(Dataset listings of figures)
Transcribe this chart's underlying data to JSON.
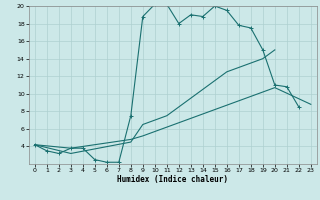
{
  "xlabel": "Humidex (Indice chaleur)",
  "xlim": [
    -0.5,
    23.5
  ],
  "ylim": [
    2,
    20
  ],
  "xticks": [
    0,
    1,
    2,
    3,
    4,
    5,
    6,
    7,
    8,
    9,
    10,
    11,
    12,
    13,
    14,
    15,
    16,
    17,
    18,
    19,
    20,
    21,
    22,
    23
  ],
  "yticks": [
    4,
    6,
    8,
    10,
    12,
    14,
    16,
    18,
    20
  ],
  "bg_color": "#cce8e8",
  "grid_color": "#aed0d0",
  "line_color": "#1a7070",
  "line1_x": [
    0,
    1,
    2,
    3,
    4,
    5,
    6,
    7,
    8,
    9,
    10,
    11,
    12,
    13,
    14,
    15,
    16,
    17,
    18,
    19,
    20,
    21,
    22
  ],
  "line1_y": [
    4.2,
    3.5,
    3.2,
    3.8,
    3.8,
    2.5,
    2.2,
    2.2,
    7.5,
    18.8,
    20.2,
    20.2,
    18.0,
    19.0,
    18.8,
    20.0,
    19.5,
    17.8,
    17.5,
    15.0,
    11.0,
    10.8,
    8.5
  ],
  "line2_x": [
    0,
    3,
    8,
    9,
    10,
    11,
    12,
    13,
    14,
    15,
    16,
    17,
    18,
    19,
    20
  ],
  "line2_y": [
    4.2,
    3.2,
    4.5,
    6.5,
    7.0,
    7.5,
    8.5,
    9.5,
    10.5,
    11.5,
    12.5,
    13.0,
    13.5,
    14.0,
    15.0
  ],
  "line3_x": [
    0,
    3,
    8,
    9,
    10,
    11,
    12,
    13,
    14,
    15,
    16,
    17,
    18,
    19,
    20,
    23
  ],
  "line3_y": [
    4.2,
    3.8,
    4.8,
    5.2,
    5.7,
    6.2,
    6.7,
    7.2,
    7.7,
    8.2,
    8.7,
    9.2,
    9.7,
    10.2,
    10.7,
    8.8
  ]
}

# Prompt:
Reproduce each record from above exactly; pictures do not belong in the copy.

# Exercise solution:
Transcribe this chart's underlying data to JSON.
{
  "xlabel": "Humidex (Indice chaleur)",
  "xlim": [
    -0.5,
    23.5
  ],
  "ylim": [
    2,
    20
  ],
  "xticks": [
    0,
    1,
    2,
    3,
    4,
    5,
    6,
    7,
    8,
    9,
    10,
    11,
    12,
    13,
    14,
    15,
    16,
    17,
    18,
    19,
    20,
    21,
    22,
    23
  ],
  "yticks": [
    4,
    6,
    8,
    10,
    12,
    14,
    16,
    18,
    20
  ],
  "bg_color": "#cce8e8",
  "grid_color": "#aed0d0",
  "line_color": "#1a7070",
  "line1_x": [
    0,
    1,
    2,
    3,
    4,
    5,
    6,
    7,
    8,
    9,
    10,
    11,
    12,
    13,
    14,
    15,
    16,
    17,
    18,
    19,
    20,
    21,
    22
  ],
  "line1_y": [
    4.2,
    3.5,
    3.2,
    3.8,
    3.8,
    2.5,
    2.2,
    2.2,
    7.5,
    18.8,
    20.2,
    20.2,
    18.0,
    19.0,
    18.8,
    20.0,
    19.5,
    17.8,
    17.5,
    15.0,
    11.0,
    10.8,
    8.5
  ],
  "line2_x": [
    0,
    3,
    8,
    9,
    10,
    11,
    12,
    13,
    14,
    15,
    16,
    17,
    18,
    19,
    20
  ],
  "line2_y": [
    4.2,
    3.2,
    4.5,
    6.5,
    7.0,
    7.5,
    8.5,
    9.5,
    10.5,
    11.5,
    12.5,
    13.0,
    13.5,
    14.0,
    15.0
  ],
  "line3_x": [
    0,
    3,
    8,
    9,
    10,
    11,
    12,
    13,
    14,
    15,
    16,
    17,
    18,
    19,
    20,
    23
  ],
  "line3_y": [
    4.2,
    3.8,
    4.8,
    5.2,
    5.7,
    6.2,
    6.7,
    7.2,
    7.7,
    8.2,
    8.7,
    9.2,
    9.7,
    10.2,
    10.7,
    8.8
  ]
}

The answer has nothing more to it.